▶ [Your goal]
Find the lines that hold the word "modified" and return them.

▶ [Supplied entries]
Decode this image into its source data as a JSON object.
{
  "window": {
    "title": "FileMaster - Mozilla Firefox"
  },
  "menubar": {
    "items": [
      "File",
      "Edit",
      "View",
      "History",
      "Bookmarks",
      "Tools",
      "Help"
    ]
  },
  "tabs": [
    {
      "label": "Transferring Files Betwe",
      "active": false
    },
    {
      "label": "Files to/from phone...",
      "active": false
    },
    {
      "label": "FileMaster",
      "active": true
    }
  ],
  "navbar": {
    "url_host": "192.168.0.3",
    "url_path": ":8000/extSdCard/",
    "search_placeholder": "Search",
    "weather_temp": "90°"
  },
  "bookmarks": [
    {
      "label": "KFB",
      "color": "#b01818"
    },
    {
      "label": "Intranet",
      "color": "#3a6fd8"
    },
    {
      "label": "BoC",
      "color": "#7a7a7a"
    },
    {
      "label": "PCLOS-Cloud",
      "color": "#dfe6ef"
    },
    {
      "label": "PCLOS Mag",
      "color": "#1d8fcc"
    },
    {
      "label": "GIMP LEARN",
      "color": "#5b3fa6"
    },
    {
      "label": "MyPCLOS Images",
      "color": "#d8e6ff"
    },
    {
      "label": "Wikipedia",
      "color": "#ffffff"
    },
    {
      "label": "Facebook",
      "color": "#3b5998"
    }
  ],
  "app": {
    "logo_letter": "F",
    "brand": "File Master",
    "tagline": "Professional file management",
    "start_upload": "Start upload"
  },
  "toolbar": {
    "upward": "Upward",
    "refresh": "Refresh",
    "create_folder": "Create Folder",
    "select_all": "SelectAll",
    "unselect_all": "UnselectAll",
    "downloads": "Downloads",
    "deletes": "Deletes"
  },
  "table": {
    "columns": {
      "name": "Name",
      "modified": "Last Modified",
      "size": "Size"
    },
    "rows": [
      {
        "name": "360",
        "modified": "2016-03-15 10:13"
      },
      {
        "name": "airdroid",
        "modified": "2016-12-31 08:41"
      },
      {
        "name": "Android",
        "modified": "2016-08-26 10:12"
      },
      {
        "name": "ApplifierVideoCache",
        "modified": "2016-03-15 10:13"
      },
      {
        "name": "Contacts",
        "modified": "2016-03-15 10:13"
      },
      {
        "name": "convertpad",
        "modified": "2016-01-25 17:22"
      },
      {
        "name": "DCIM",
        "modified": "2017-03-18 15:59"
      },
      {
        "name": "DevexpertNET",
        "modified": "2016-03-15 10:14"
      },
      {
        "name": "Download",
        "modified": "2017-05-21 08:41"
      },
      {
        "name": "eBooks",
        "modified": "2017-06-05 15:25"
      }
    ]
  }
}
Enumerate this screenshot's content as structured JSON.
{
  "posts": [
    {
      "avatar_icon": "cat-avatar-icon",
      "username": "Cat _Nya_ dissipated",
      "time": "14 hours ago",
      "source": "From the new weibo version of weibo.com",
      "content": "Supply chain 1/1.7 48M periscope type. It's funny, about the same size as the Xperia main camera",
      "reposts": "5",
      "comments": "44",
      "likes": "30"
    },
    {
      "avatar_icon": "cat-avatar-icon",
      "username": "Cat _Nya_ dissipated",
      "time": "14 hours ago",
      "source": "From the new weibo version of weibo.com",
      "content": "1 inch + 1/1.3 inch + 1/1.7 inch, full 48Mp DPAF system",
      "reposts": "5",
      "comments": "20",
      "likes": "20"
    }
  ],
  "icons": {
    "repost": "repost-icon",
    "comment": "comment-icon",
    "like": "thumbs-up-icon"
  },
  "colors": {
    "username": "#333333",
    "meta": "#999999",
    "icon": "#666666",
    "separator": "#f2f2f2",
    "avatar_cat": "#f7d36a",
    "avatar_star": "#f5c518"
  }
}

▶ [Complete output]
      "modified": "Last Modified",
        "modified": "2016-03-15 10:13"
        "modified": "2016-12-31 08:41"
        "modified": "2016-08-26 10:12"
        "modified": "2016-03-15 10:13"
        "modified": "2016-03-15 10:13"
        "modified": "2016-01-25 17:22"
        "modified": "2017-03-18 15:59"
        "modified": "2016-03-15 10:14"
        "modified": "2017-05-21 08:41"
        "modified": "2017-06-05 15:25"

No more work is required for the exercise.